Review the listing and copy each line that holds the word "평생학습관".

Dataset entries
□ □ □ □ □ □ □
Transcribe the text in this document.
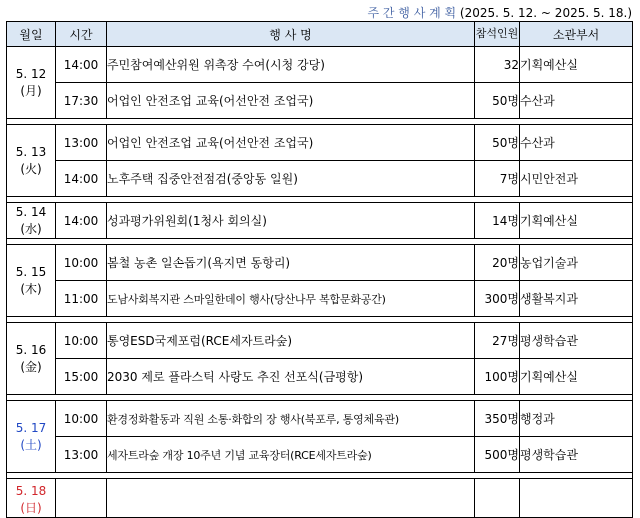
주 간 행 사 계 획 (2025. 5. 12. ~ 2025. 5. 18.)
월일	시간	행 사 명	참석인원	소관부서

5. 12
(月)	14:00	주민참여예산위원 위촉장 수여(시청 강당)	32	기획예산실
	17:30	어업인 안전조업 교육(어선안전 조업국)	50명	수산과

5. 13
(火)	13:00	어업인 안전조업 교육(어선안전 조업국)	50명	수산과
	14:00	노후주택 집중안전점검(중앙동 일원)	7명	시민안전과

5. 14
(水)	14:00	성과평가위원회(1청사 회의실)	14명	기획예산실

5. 15
(木)	10:00	봄철 농촌 일손돕기(욕지면 동항리)	20명	농업기술과
	11:00	도남사회복지관 스마일한데이 행사(당산나무 복합문화공간)	300명	생활복지과

5. 16
(金)	10:00	통영ESD국제포럼(RCE세자트라숲)	27명	평생학습관
	15:00	2030 제로 플라스틱 사랑도 추진 선포식(금평항)	100명	기획예산실

5. 17
(土)	10:00	환경정화활동과 직원 소통·화합의 장 행사(북포루, 통영체육관)	350명	행정과
	13:00	세자트라숲 개장 10주년 기념 교육장터(RCE세자트라숲)	500명	평생학습관

5. 18
(日)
□ □ □ □ □ □ □
*Exercise solution*:
(金)	10:00	통영ESD국제포럼(RCE세자트라숲)	27명	평생학습관
	13:00	세자트라숲 개장 10주년 기념 교육장터(RCE세자트라숲)	500명	평생학습관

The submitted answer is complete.